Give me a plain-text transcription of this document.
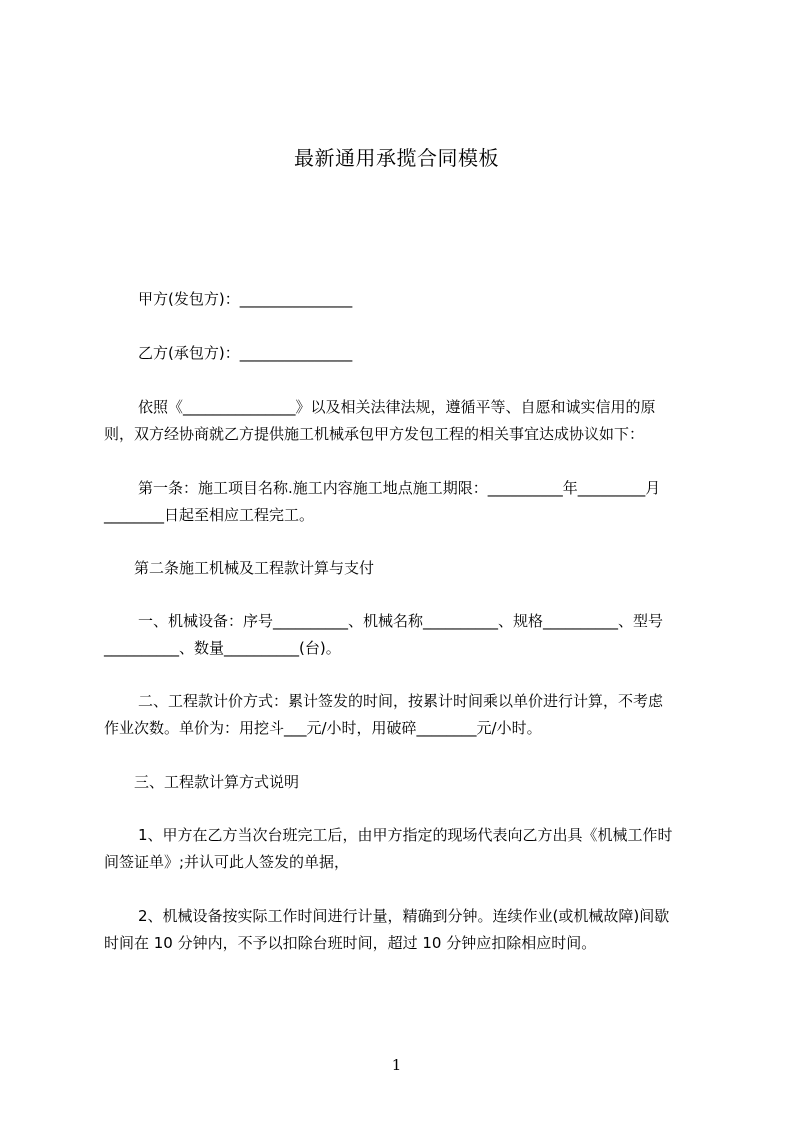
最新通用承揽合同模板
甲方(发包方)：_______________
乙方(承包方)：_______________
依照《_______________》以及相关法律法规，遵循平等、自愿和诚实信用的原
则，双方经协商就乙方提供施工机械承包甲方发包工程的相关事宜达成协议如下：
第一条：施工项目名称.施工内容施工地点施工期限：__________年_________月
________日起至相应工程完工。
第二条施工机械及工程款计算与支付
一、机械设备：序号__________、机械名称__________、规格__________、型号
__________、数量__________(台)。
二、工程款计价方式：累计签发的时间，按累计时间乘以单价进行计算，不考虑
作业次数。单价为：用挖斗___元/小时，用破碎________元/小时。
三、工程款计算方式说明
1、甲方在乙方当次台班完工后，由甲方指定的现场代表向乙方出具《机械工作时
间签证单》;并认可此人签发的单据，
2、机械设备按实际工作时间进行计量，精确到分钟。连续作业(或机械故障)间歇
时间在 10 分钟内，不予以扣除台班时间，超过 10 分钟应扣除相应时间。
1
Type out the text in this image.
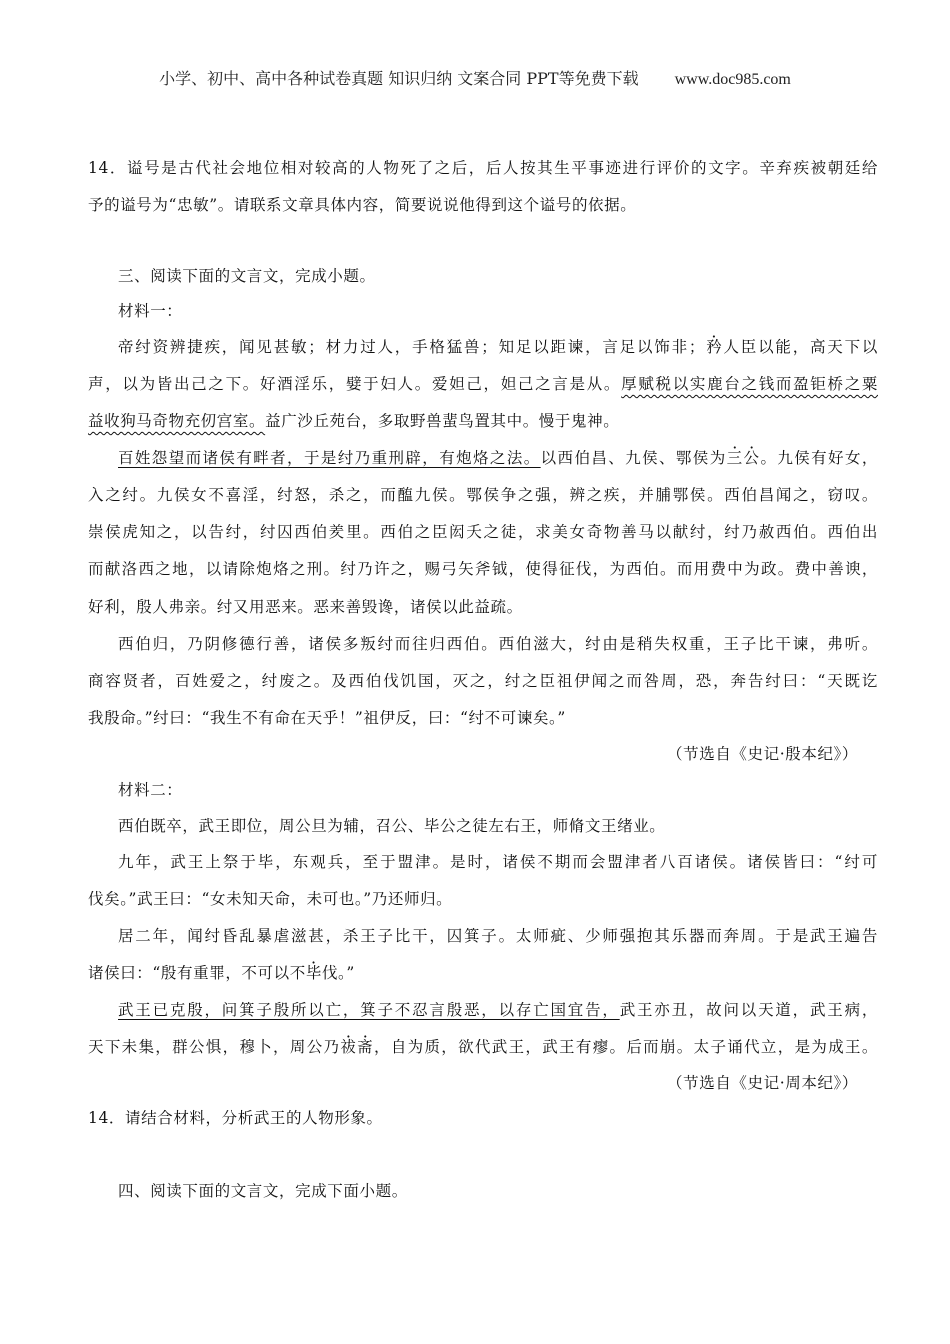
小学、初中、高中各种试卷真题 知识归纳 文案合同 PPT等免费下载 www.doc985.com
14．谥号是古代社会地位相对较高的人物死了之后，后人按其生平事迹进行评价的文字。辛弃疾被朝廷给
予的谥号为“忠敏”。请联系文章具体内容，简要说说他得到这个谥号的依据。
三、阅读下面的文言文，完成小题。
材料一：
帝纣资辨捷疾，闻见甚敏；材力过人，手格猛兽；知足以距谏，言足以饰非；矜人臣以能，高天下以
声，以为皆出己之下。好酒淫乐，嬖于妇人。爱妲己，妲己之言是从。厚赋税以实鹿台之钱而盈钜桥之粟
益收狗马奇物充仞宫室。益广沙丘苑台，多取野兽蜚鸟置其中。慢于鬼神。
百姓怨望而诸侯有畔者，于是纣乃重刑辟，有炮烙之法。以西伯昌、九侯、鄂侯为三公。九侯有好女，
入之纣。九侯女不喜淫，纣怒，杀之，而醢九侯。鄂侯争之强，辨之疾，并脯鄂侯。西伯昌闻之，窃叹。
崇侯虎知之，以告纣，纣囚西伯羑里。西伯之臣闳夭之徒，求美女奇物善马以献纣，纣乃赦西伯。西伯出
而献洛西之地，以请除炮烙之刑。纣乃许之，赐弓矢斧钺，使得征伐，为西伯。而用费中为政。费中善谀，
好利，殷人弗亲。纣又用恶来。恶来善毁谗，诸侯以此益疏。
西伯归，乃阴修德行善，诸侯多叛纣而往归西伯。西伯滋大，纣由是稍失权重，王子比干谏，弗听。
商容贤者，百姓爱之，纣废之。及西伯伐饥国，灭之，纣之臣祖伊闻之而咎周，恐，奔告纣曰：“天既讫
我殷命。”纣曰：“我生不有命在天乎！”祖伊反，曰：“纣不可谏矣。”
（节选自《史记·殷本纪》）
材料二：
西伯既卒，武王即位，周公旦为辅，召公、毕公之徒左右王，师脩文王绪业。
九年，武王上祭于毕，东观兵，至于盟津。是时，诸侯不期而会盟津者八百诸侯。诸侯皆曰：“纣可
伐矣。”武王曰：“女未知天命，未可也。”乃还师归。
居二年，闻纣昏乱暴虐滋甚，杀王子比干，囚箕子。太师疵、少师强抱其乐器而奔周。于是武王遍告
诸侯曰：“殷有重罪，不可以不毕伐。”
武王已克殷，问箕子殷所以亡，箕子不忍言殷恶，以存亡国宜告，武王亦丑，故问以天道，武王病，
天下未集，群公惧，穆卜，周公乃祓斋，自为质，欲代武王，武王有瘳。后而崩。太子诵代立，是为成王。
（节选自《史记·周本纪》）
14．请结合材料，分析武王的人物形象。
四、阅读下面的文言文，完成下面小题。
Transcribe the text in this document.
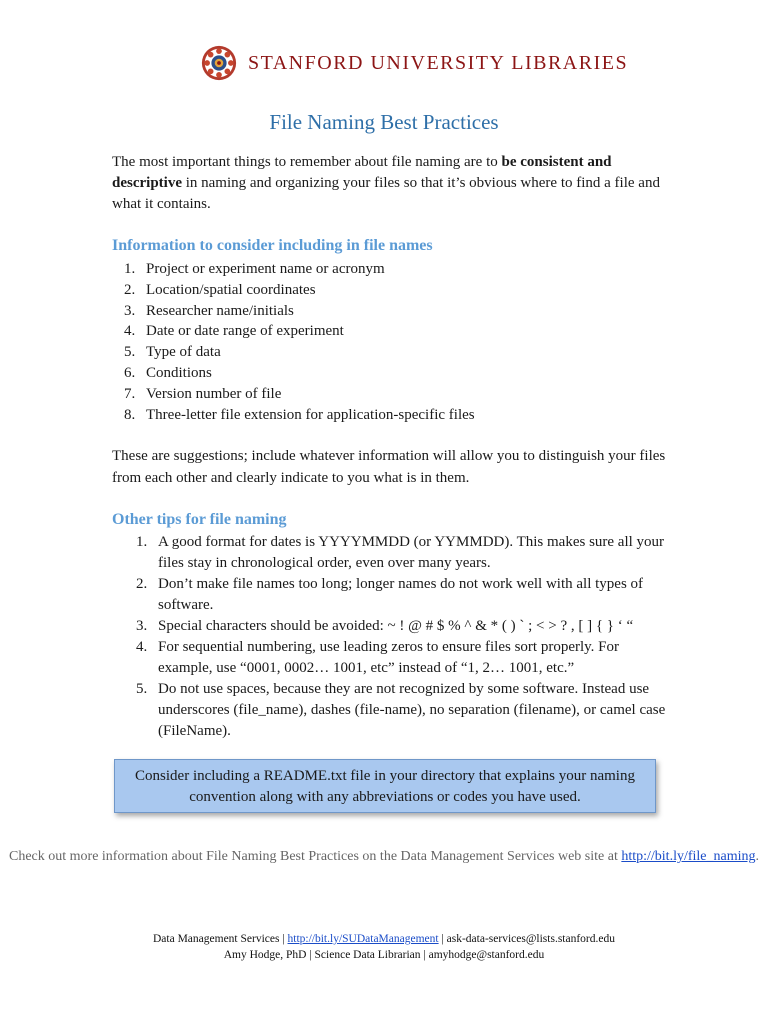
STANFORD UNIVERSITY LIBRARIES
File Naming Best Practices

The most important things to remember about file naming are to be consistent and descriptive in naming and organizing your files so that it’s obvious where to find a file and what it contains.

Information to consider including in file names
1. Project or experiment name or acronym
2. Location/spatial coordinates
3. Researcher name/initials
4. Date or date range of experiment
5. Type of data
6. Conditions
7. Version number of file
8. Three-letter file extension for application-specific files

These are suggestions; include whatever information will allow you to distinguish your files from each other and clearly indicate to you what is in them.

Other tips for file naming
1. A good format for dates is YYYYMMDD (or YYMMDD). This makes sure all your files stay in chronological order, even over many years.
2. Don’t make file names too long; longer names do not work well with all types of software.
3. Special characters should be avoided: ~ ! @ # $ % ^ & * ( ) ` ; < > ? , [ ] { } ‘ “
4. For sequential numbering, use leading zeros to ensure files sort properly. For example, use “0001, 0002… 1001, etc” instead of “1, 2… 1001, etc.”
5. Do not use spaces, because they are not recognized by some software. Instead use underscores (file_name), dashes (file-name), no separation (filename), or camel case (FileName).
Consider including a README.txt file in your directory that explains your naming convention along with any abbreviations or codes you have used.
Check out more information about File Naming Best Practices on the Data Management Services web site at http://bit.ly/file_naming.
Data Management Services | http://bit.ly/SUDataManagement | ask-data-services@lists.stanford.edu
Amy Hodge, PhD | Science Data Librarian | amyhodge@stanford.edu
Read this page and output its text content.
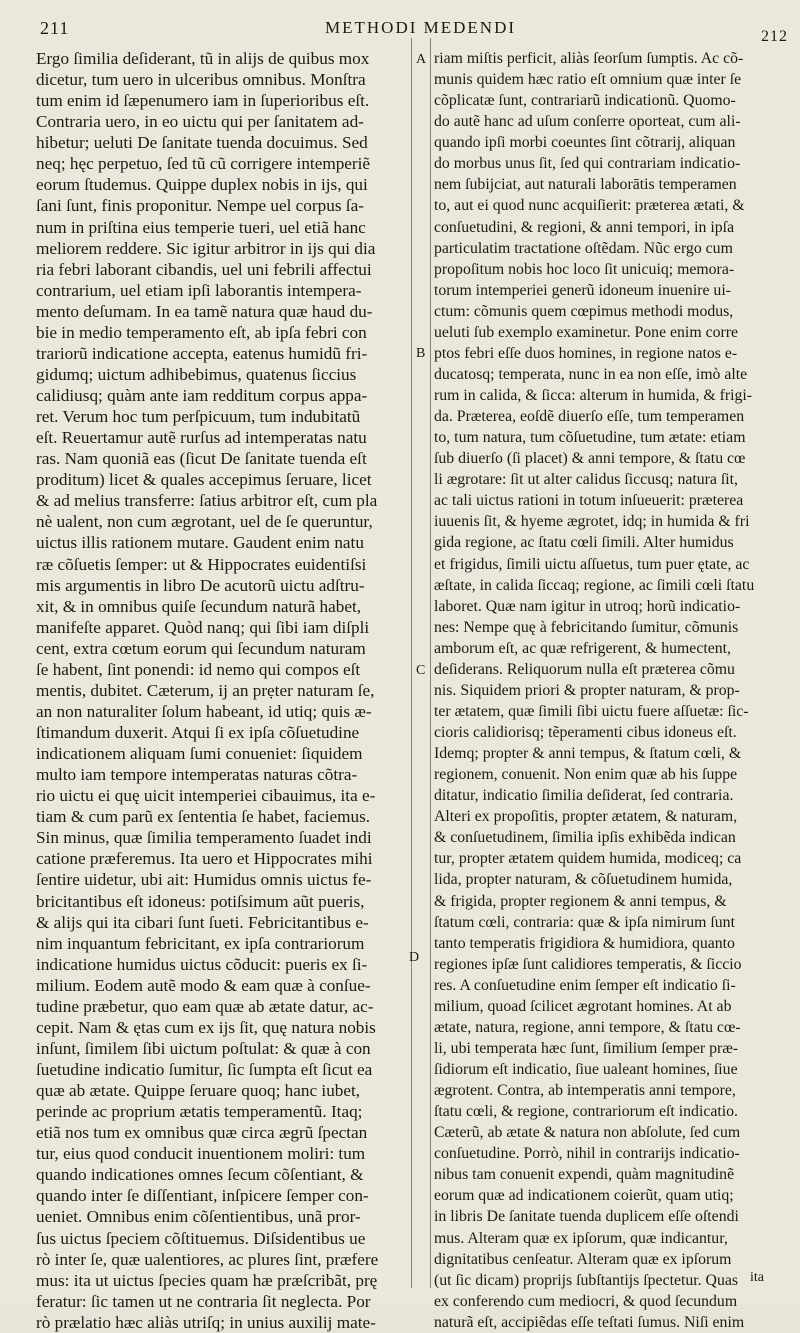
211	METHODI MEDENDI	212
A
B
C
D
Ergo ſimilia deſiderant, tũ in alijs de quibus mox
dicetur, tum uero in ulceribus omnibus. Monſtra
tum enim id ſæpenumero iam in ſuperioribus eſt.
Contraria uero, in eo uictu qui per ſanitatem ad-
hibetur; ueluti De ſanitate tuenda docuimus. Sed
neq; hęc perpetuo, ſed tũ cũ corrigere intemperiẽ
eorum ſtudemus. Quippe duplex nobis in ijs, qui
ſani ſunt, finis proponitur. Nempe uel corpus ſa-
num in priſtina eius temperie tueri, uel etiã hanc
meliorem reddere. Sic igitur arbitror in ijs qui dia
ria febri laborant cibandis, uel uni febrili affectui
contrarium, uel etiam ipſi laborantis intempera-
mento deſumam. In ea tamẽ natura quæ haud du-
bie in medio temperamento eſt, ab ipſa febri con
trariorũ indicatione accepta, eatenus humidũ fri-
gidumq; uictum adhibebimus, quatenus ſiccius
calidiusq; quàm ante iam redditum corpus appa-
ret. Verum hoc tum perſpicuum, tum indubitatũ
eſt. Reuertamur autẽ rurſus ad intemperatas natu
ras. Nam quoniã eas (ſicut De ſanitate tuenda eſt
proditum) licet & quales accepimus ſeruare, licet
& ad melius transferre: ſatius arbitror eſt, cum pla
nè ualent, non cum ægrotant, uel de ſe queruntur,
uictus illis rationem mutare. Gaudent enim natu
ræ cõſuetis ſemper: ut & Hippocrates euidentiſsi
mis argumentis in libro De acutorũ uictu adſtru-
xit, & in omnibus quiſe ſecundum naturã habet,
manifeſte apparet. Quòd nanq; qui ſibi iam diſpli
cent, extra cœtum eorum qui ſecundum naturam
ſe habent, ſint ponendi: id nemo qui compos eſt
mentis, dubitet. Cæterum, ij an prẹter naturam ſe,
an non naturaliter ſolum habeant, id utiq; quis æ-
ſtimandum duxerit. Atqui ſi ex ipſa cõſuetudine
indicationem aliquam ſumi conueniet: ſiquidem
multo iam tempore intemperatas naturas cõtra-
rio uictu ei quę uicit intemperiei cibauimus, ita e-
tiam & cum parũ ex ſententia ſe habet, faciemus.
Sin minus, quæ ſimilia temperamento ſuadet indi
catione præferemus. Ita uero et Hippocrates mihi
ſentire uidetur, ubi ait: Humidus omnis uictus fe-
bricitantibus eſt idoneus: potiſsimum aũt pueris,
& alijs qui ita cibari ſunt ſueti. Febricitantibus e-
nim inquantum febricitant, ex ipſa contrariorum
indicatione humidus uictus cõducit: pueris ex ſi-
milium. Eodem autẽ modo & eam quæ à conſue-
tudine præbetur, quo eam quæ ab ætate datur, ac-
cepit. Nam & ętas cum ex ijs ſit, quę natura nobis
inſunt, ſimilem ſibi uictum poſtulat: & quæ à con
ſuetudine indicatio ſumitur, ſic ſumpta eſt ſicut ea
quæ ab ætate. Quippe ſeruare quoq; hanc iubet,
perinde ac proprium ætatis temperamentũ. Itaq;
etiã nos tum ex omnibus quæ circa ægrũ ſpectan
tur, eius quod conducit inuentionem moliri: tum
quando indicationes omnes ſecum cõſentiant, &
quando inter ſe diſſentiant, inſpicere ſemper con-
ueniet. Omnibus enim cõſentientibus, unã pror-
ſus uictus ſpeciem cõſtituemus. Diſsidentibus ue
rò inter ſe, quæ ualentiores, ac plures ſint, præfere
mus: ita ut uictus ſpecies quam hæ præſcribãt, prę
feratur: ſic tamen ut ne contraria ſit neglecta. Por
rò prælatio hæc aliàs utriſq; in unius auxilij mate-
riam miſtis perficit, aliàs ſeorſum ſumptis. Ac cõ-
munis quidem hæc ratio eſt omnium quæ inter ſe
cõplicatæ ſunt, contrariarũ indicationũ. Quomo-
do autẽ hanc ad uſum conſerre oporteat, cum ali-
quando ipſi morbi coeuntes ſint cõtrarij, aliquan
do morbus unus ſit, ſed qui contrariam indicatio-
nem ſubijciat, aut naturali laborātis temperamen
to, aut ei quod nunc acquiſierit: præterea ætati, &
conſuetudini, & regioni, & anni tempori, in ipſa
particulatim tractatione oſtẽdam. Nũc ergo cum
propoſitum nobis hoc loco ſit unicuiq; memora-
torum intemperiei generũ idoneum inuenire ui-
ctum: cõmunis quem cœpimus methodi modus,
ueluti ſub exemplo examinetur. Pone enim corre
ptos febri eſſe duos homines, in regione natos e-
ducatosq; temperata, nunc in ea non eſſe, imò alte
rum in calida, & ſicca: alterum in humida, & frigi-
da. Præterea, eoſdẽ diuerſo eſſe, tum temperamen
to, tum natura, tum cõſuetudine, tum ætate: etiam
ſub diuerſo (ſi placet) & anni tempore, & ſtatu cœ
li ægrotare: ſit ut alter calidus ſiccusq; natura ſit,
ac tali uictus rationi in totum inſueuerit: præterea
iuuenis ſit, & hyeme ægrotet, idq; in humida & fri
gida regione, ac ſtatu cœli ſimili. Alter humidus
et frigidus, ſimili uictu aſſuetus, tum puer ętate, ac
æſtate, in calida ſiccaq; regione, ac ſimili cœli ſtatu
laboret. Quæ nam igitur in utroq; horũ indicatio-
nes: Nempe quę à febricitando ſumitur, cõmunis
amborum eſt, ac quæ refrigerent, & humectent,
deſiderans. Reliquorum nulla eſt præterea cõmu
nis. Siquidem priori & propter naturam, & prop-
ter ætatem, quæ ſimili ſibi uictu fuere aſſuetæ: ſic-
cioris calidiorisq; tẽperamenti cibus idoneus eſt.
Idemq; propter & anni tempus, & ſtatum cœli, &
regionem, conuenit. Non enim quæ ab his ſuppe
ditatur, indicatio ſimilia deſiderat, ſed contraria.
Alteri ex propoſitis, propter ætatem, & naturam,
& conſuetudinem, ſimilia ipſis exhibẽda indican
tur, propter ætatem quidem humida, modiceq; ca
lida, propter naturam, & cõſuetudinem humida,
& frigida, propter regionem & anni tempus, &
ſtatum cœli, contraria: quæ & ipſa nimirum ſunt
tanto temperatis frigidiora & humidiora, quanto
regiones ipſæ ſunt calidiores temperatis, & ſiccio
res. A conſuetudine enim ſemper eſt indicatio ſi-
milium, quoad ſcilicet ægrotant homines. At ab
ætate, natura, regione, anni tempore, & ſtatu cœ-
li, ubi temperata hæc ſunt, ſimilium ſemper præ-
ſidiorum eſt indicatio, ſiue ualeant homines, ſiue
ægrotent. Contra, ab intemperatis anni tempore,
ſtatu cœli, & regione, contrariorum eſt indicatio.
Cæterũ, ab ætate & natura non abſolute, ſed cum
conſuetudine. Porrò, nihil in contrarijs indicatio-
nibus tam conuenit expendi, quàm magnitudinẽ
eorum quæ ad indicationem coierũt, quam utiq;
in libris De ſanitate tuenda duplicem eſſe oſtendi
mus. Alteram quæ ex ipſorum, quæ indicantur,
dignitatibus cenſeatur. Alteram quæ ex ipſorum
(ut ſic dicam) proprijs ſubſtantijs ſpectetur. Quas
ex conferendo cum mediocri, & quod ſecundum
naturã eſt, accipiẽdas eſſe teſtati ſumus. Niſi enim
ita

**Brief**
Give only the number of lines in the entries that contain "regionem".

**Result of this task**
2